Go through the entries below and retype them exactly, omitting each picture.

— Start of Items —

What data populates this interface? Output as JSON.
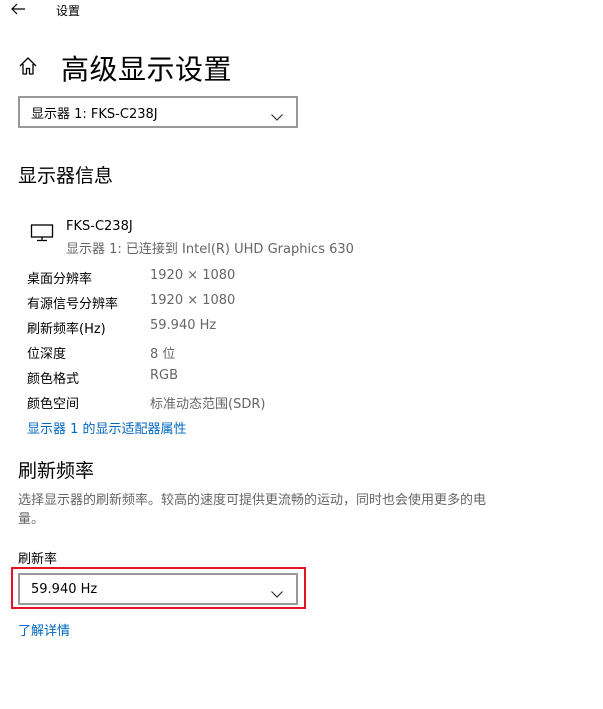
{
  "titlebar": {
    "title": "设置"
  },
  "page": {
    "title": "高级显示设置"
  },
  "display_select": {
    "value": "显示器 1: FKS-C238J"
  },
  "display_info": {
    "heading": "显示器信息",
    "monitor_name": "FKS-C238J",
    "monitor_sub": "显示器 1: 已连接到 Intel(R) UHD Graphics 630",
    "rows": [
      {
        "label": "桌面分辨率",
        "value": "1920 × 1080"
      },
      {
        "label": "有源信号分辨率",
        "value": "1920 × 1080"
      },
      {
        "label": "刷新频率(Hz)",
        "value": "59.940 Hz"
      },
      {
        "label": "位深度",
        "value": "8 位"
      },
      {
        "label": "颜色格式",
        "value": "RGB"
      },
      {
        "label": "颜色空间",
        "value": "标准动态范围(SDR)"
      }
    ],
    "adapter_link": "显示器 1 的显示适配器属性"
  },
  "refresh": {
    "heading": "刷新频率",
    "description": "选择显示器的刷新频率。较高的速度可提供更流畅的运动，同时也会使用更多的电量。",
    "rate_label": "刷新率",
    "rate_value": "59.940 Hz",
    "learn_more": "了解详情"
  },
  "colors": {
    "link": "#0067c0",
    "highlight": "#e81123",
    "secondary_text": "#666666"
  },
  "icons": [
    "back-arrow-icon",
    "home-icon",
    "monitor-icon",
    "chevron-down-icon"
  ]
}
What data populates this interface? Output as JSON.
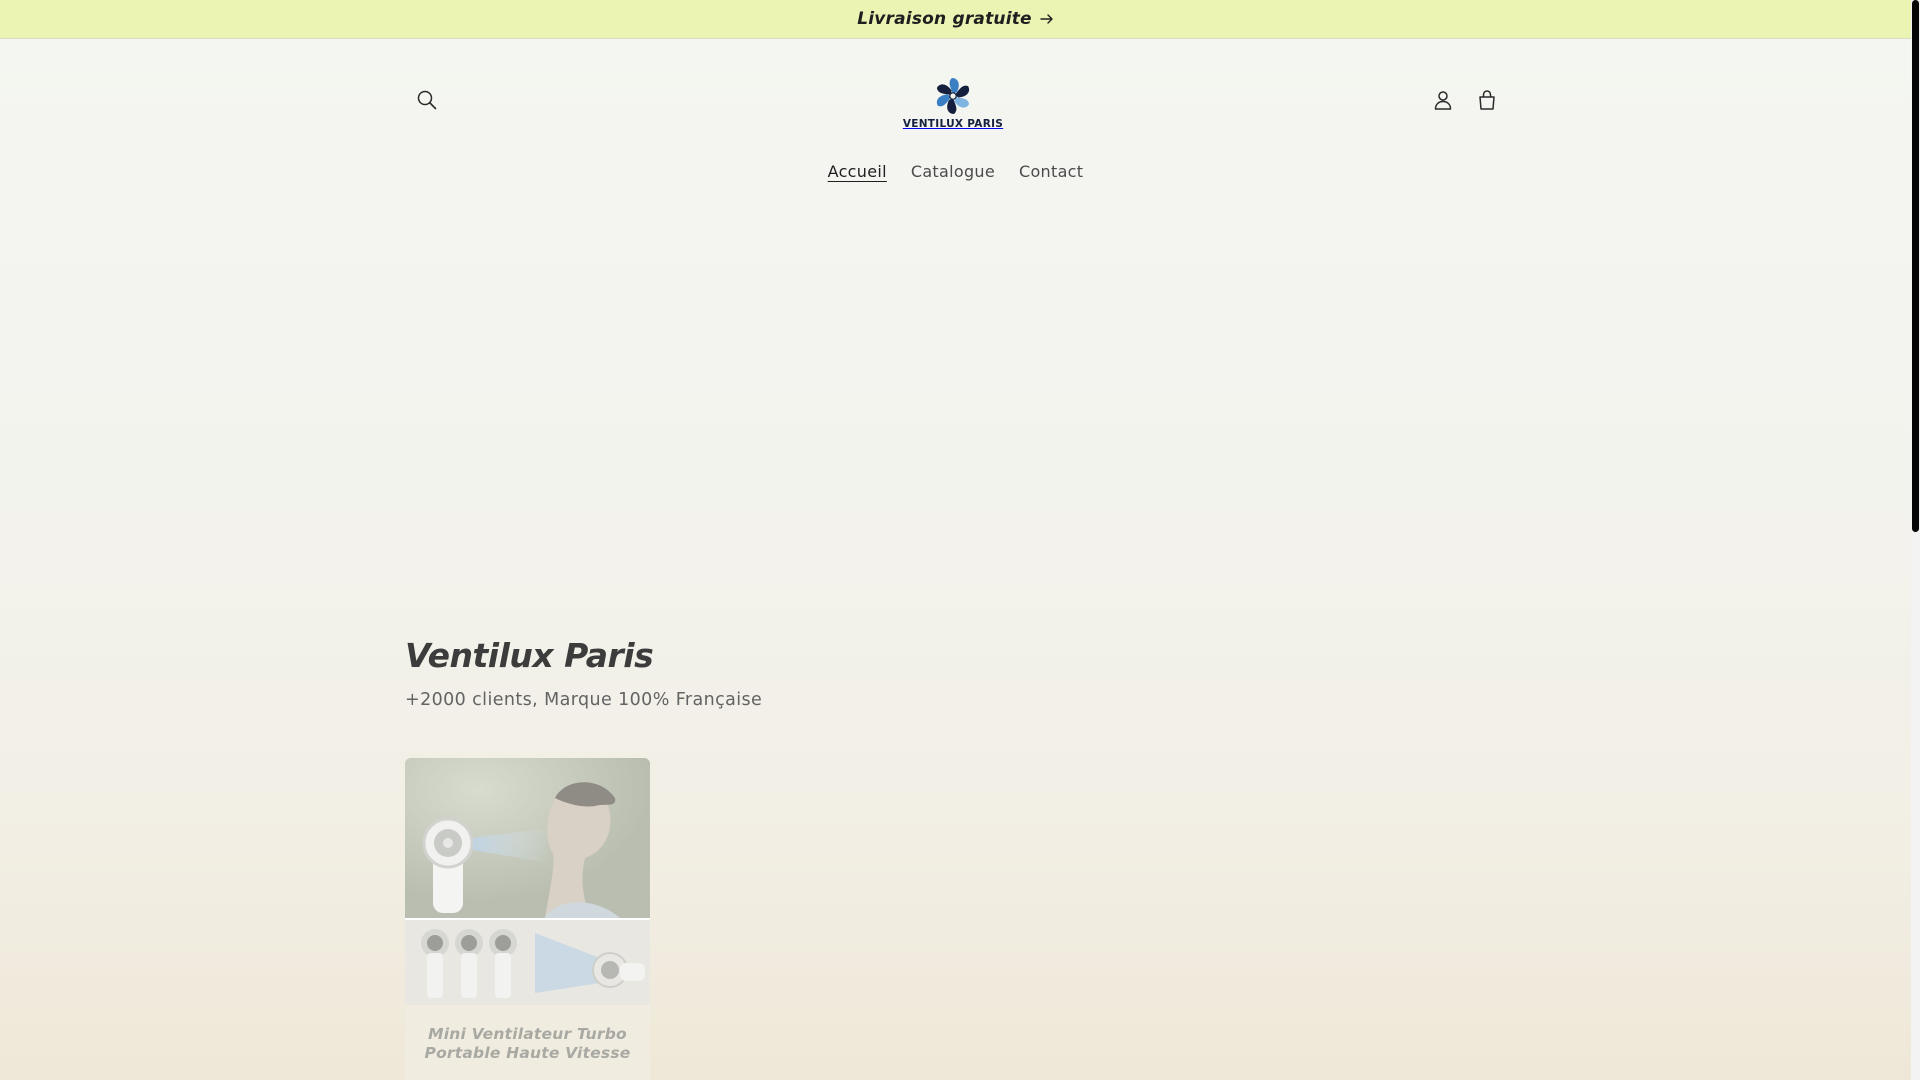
{
  "announcement": {
    "text": "Livraison gratuite",
    "arrow_icon": "arrow-right-icon",
    "background": "#ecf4b4"
  },
  "header": {
    "search_icon": "search-icon",
    "login_icon": "account-icon",
    "cart_icon": "cart-icon",
    "logo_text": "VENTILUX PARIS"
  },
  "nav": {
    "items": [
      {
        "label": "Accueil",
        "active": true
      },
      {
        "label": "Catalogue",
        "active": false
      },
      {
        "label": "Contact",
        "active": false
      }
    ]
  },
  "hero": {
    "title": "Ventilux Paris",
    "subtitle": "+2000 clients, Marque 100% Française"
  },
  "products": [
    {
      "title": "Mini Ventilateur Turbo Portable Haute Vitesse"
    }
  ],
  "colors": {
    "page_background": "#f3f3ee",
    "text": "#1f1f1f",
    "logo_navy": "#15203f",
    "logo_blue": "#3a7fc3"
  }
}
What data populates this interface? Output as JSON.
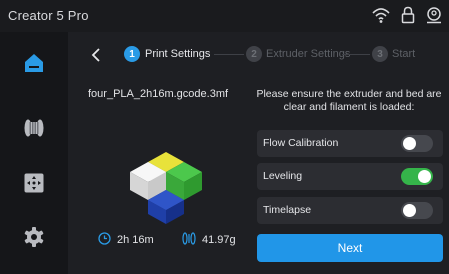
{
  "status_bar": {
    "title": "Creator 5 Pro",
    "icons": [
      "wifi-icon",
      "lock-icon",
      "user-icon"
    ]
  },
  "sidebar": {
    "items": [
      {
        "name": "home",
        "icon": "home-icon",
        "active": true
      },
      {
        "name": "filament",
        "icon": "filament-spool-icon",
        "active": false
      },
      {
        "name": "control",
        "icon": "move-control-icon",
        "active": false
      },
      {
        "name": "settings",
        "icon": "gear-icon",
        "active": false
      }
    ]
  },
  "stepper": {
    "steps": [
      {
        "num": "1",
        "label": "Print Settings",
        "active": true
      },
      {
        "num": "2",
        "label": "Extruder Settings",
        "active": false
      },
      {
        "num": "3",
        "label": "Start",
        "active": false
      }
    ]
  },
  "file": {
    "name": "four_PLA_2h16m.gcode.3mf",
    "time": "2h 16m",
    "weight": "41.97g"
  },
  "notice": "Please ensure the extruder and bed are clear and filament is loaded:",
  "toggles": [
    {
      "label": "Flow Calibration",
      "on": false
    },
    {
      "label": "Leveling",
      "on": true
    },
    {
      "label": "Timelapse",
      "on": false
    }
  ],
  "next_label": "Next",
  "colors": {
    "accent": "#2196e8",
    "toggle_on": "#35b44a",
    "sidebar_active": "#2a9be6",
    "cube_yellow": "#e8e23a",
    "cube_white": "#e8e8e8",
    "cube_green": "#3aa83a",
    "cube_blue": "#1f3fa8"
  }
}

— End of Items —

> **Result for this task**:
What data populates this interface? Output as JSON.
{
  "titlebar": {
    "title": "设置"
  },
  "page": {
    "title": "高级显示设置"
  },
  "display_select": {
    "value": "显示器 1: FKS-C238J"
  },
  "display_info": {
    "heading": "显示器信息",
    "monitor_name": "FKS-C238J",
    "monitor_sub": "显示器 1: 已连接到 Intel(R) UHD Graphics 630",
    "rows": [
      {
        "label": "桌面分辨率",
        "value": "1920 × 1080"
      },
      {
        "label": "有源信号分辨率",
        "value": "1920 × 1080"
      },
      {
        "label": "刷新频率(Hz)",
        "value": "59.940 Hz"
      },
      {
        "label": "位深度",
        "value": "8 位"
      },
      {
        "label": "颜色格式",
        "value": "RGB"
      },
      {
        "label": "颜色空间",
        "value": "标准动态范围(SDR)"
      }
    ],
    "adapter_link": "显示器 1 的显示适配器属性"
  },
  "refresh": {
    "heading": "刷新频率",
    "description": "选择显示器的刷新频率。较高的速度可提供更流畅的运动，同时也会使用更多的电量。",
    "rate_label": "刷新率",
    "rate_value": "59.940 Hz",
    "learn_more": "了解详情"
  },
  "colors": {
    "link": "#0067c0",
    "highlight": "#e81123",
    "secondary_text": "#666666"
  },
  "icons": [
    "back-arrow-icon",
    "home-icon",
    "monitor-icon",
    "chevron-down-icon"
  ]
}
What data populates this interface? Output as JSON.
{
  "announcement": {
    "text": "Livraison gratuite",
    "arrow_icon": "arrow-right-icon",
    "background": "#ecf4b4"
  },
  "header": {
    "search_icon": "search-icon",
    "login_icon": "account-icon",
    "cart_icon": "cart-icon",
    "logo_text": "VENTILUX PARIS"
  },
  "nav": {
    "items": [
      {
        "label": "Accueil",
        "active": true
      },
      {
        "label": "Catalogue",
        "active": false
      },
      {
        "label": "Contact",
        "active": false
      }
    ]
  },
  "hero": {
    "title": "Ventilux Paris",
    "subtitle": "+2000 clients, Marque 100% Française"
  },
  "products": [
    {
      "title": "Mini Ventilateur Turbo Portable Haute Vitesse"
    }
  ],
  "colors": {
    "page_background": "#f3f3ee",
    "text": "#1f1f1f",
    "logo_navy": "#15203f",
    "logo_blue": "#3a7fc3"
  }
}
What data populates this interface? Output as JSON.
{
  "status_bar": {
    "title": "Creator 5 Pro",
    "icons": [
      "wifi-icon",
      "lock-icon",
      "user-icon"
    ]
  },
  "sidebar": {
    "items": [
      {
        "name": "home",
        "icon": "home-icon",
        "active": true
      },
      {
        "name": "filament",
        "icon": "filament-spool-icon",
        "active": false
      },
      {
        "name": "control",
        "icon": "move-control-icon",
        "active": false
      },
      {
        "name": "settings",
        "icon": "gear-icon",
        "active": false
      }
    ]
  },
  "stepper": {
    "steps": [
      {
        "num": "1",
        "label": "Print Settings",
        "active": true
      },
      {
        "num": "2",
        "label": "Extruder Settings",
        "active": false
      },
      {
        "num": "3",
        "label": "Start",
        "active": false
      }
    ]
  },
  "file": {
    "name": "four_PLA_2h16m.gcode.3mf",
    "time": "2h 16m",
    "weight": "41.97g"
  },
  "notice": "Please ensure the extruder and bed are clear and filament is loaded:",
  "toggles": [
    {
      "label": "Flow Calibration",
      "on": false
    },
    {
      "label": "Leveling",
      "on": true
    },
    {
      "label": "Timelapse",
      "on": false
    }
  ],
  "next_label": "Next",
  "colors": {
    "accent": "#2196e8",
    "toggle_on": "#35b44a",
    "sidebar_active": "#2a9be6",
    "cube_yellow": "#e8e23a",
    "cube_white": "#e8e8e8",
    "cube_green": "#3aa83a",
    "cube_blue": "#1f3fa8"
  }
}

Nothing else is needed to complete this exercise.